• [PROVIDED RECORDS]
_ _ _ _

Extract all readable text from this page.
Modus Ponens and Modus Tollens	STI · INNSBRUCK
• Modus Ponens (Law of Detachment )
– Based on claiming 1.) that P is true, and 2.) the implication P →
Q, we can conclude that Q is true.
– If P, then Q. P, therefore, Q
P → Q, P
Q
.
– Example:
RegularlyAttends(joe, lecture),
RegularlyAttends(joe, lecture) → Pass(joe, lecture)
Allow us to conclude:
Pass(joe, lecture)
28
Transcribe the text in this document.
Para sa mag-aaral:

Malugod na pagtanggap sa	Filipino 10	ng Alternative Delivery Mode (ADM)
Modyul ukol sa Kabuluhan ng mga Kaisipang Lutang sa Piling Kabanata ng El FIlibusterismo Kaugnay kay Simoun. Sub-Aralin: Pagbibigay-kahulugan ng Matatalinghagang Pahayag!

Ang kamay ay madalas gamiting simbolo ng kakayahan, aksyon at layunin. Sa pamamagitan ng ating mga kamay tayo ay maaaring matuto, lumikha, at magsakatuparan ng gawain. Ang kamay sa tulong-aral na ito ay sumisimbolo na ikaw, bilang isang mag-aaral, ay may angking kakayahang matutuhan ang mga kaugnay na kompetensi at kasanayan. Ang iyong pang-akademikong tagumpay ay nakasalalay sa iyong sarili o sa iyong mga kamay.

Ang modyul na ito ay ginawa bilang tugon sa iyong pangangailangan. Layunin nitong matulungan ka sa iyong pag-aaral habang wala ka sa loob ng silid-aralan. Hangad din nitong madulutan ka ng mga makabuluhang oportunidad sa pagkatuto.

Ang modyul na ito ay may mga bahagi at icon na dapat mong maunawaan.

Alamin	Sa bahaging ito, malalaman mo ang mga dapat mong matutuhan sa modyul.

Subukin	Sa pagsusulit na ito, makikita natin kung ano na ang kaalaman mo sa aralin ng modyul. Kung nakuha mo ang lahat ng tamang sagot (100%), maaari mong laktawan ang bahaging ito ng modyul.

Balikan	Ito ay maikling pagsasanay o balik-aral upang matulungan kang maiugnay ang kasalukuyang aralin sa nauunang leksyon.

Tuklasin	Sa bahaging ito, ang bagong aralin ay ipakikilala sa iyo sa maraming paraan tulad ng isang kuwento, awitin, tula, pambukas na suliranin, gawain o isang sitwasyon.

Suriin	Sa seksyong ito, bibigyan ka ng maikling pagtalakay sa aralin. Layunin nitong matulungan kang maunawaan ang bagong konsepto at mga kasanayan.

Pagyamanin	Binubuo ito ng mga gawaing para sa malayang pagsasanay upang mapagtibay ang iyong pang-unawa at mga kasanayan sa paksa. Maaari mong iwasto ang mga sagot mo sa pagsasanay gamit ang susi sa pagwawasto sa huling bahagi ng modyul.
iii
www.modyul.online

_ _ _ _

Identify which lines contain the word "maikling" and copy each one.

Balikan	Ito ay maikling pagsasanay o balik-aral upang matulungan kang maiugnay ang kasalukuyang aralin sa nauunang leksyon.
Suriin	Sa seksyong ito, bibigyan ka ng maikling pagtalakay sa aralin. Layunin nitong matulungan kang maunawaan ang bagong konsepto at mga kasanayan.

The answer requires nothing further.